[Begin Document extract]

This is evident in the history of social research (which is reviewed in other articles in this issue). Paul Lazarsfeld traced the origins of the quantification of the social in the tradition of political arithmetic, and through the rise of Quetelet and Le Play, and the French followers of these researchers. “Some time at the end of the nineteenth century,” he observed, “quantification in sociology takes on its modern function: to translate ideas into empirical operations and to look for regular relations between variables so created” (Lazarsfeld, 1961: 202-3). The early practitioners of quantitative social research at the University of Chicago between the wars, to take another example, were drawn from political science and psychology as well as from sociology. Sociologists busied themselves assembling census tract data and producing Local Community Fact Books. Political scientists sought to survey phenomena such as nonvoting by using primitive survey methods. Psychologist L. L. Thurstone devoted several years to attitude measurement, publishing articles with titles such as “Attitudes Can Be Measured” (1928). Jean Converse traced the subsequent early history of attitude measurement and its close association with social survey research and polling (1987: 54-86).

These developments were part of a move in several social science disciplines to make those disciplines more scientific. In economics, political science, and sociology, scholars such as Wesley C. Mitchell, Charles E. Merriam, and William Fielding Oburn sought greater precision through social measurement, and encouraged their students and younger colleagues to undertake more quantitative studies. Dorothy Ross (1991: 390-470) terms this development “scientism,” and argues that it represented in part a turn away from politics toward the understanding and certainty rigorous knowledge provided. Objectivity, too, was more certain if evidence and propositions were more rigorously grounded (cf. Bannister, 1987; Porter, 1995).

[End Document extract]
[Begin Data shown]

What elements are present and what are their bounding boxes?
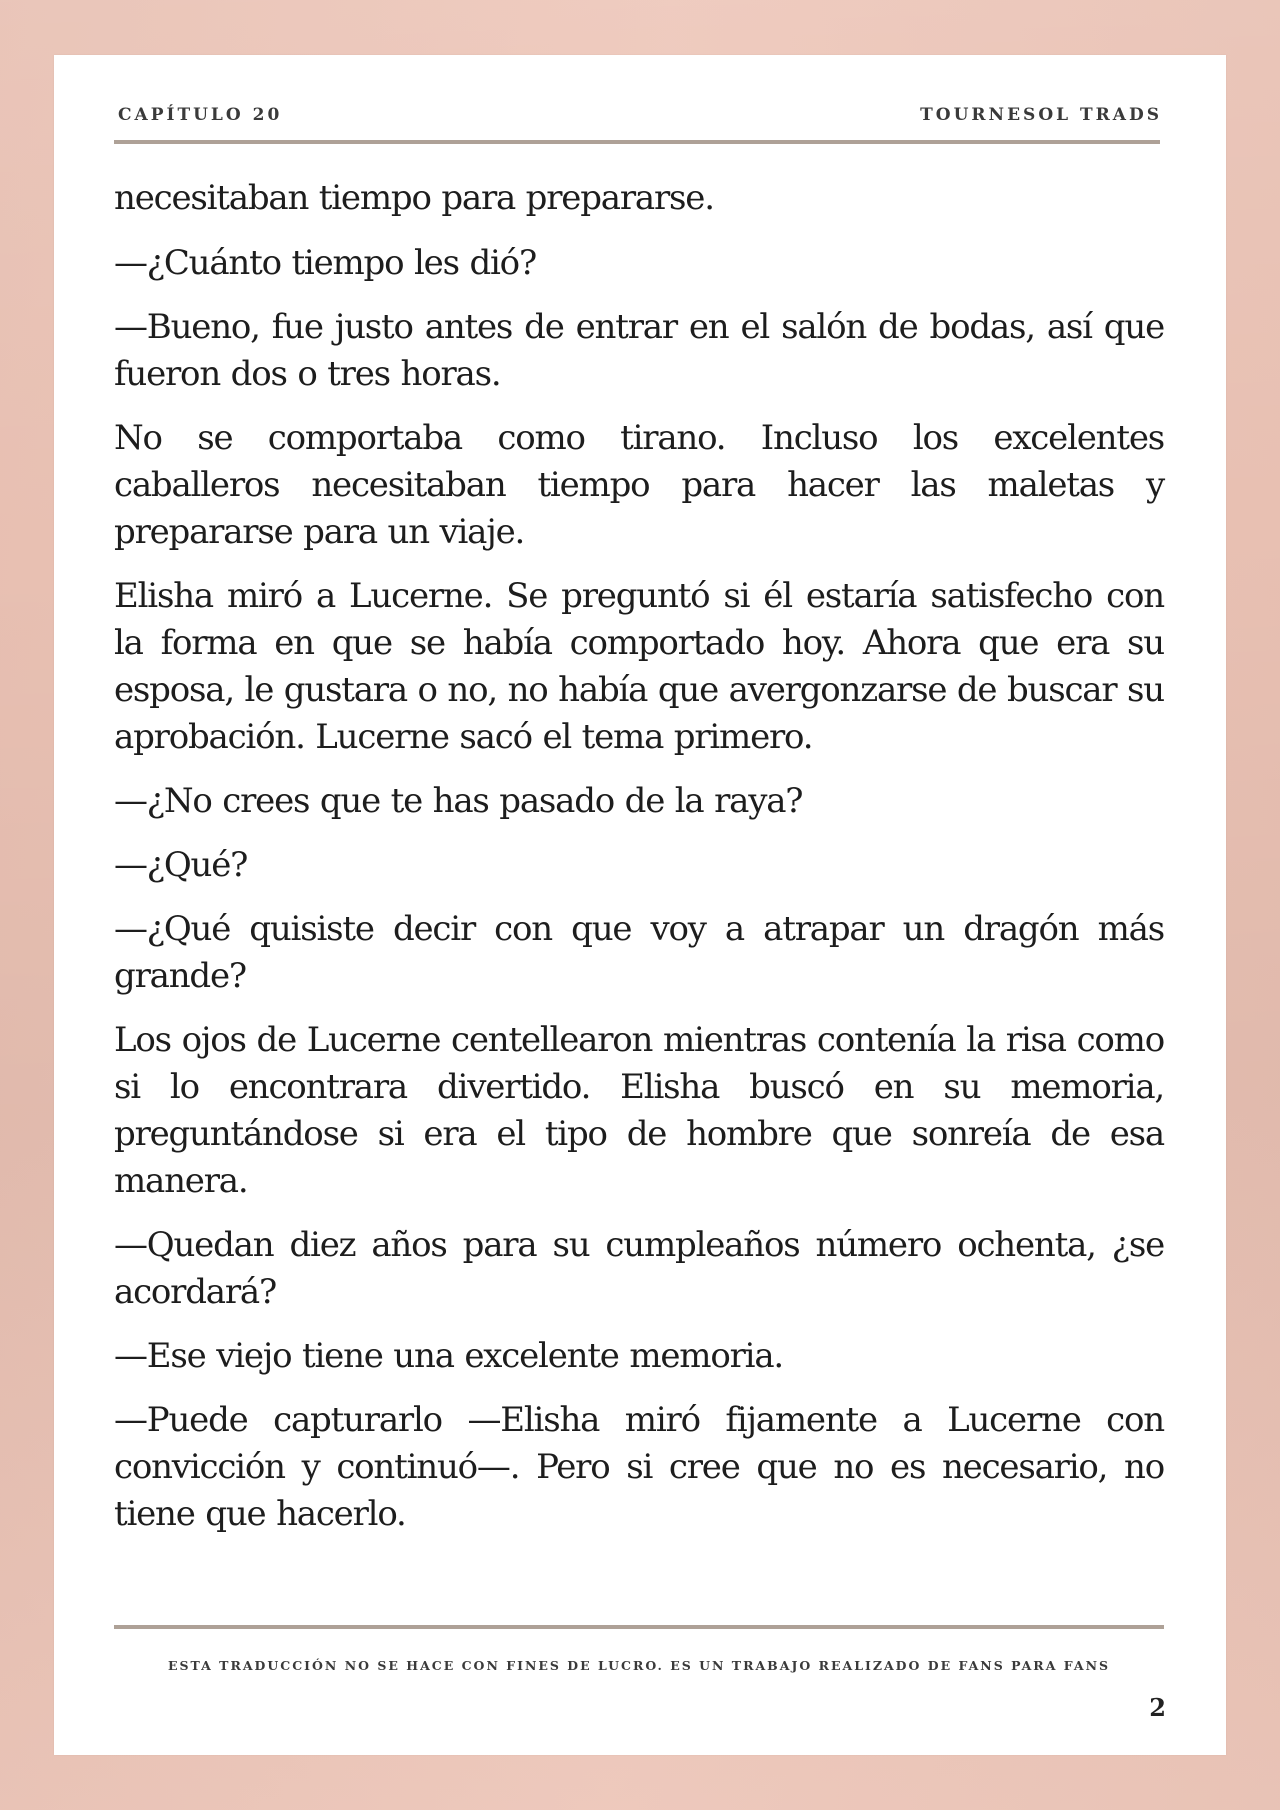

[End Data shown]

What this exercise asks ->
(a) Repeat the passage on quantitative social research from "These developments were" to "1987; Porter, 1995).".
(b) Which academic disciplines does the passage on quantitative social research name?
(c) Resume the passage on quantitative social research after its final sentence.
The material stands apart from the passage on quantitative social research.

Answer list ->
(a)
These developments were part of a move in several social science disciplines to make those disciplines more scientific. In economics, political science, and sociology, scholars such as Wesley C. Mitchell, Charles E. Merriam, and William Fielding Oburn sought greater precision through social measurement, and encouraged their students and younger colleagues to undertake more quantitative studies. Dorothy Ross (1991: 390-470) terms this development “scientism,” and argues that it represented in part a turn away from politics toward the understanding and certainty rigorous knowledge provided. Objectivity, too, was more certain if evidence and propositions were more rigorously grounded (cf. Bannister, 1987; Porter, 1995).

(b) Political science, psychology, sociology, economics

(c)
Definitions and Conceptual Foundations

A common distinction drawn in social and economic measurement is in terms of the “hardness” or “softness” of data. Economists pride themselves for their access to significant quantities of “hard” data, and have devoted considerable efforts to creating such data to serve their purposes. Demographers limit themselves to a restricted number of variables in the analysis of population, but pride themselves that many of the variables with which they are concerned–such as age and sex–are relatively “hard” and derived from a limited range of sources, particularly the Census of Population and from registration data. Sociologists deal much more frequently with data that is “softer” in character, drawn from a wider range of official sources, and poses more intractable measurement problems, e e cummings hints at this in his reference to measuring the phenomenon of “spring.” Even straightforward variables like marital status can give rise to difficult problems of classifying persons whose union is not legally sanctioned, or where a marriage has been dissolved but not succeeded by a second marriage. More complex constructs, such as the “dark figure” of crime–referring to offenses not recorded in official statistics–require a series of presuppositions: about a definition of crime, of its formal measurement, of the occurrence of events that for one reason or another are not recorded as crime, and of the measurement of these events (cf. Sparks et al., 1977, chap. 1). “Before counting persons with characteristics associated with soft data, one must set certain conventions to define each such attribute, which is thus moved partway from the population to statisticians’ concept of it” (Petersen, 1987: 187-8).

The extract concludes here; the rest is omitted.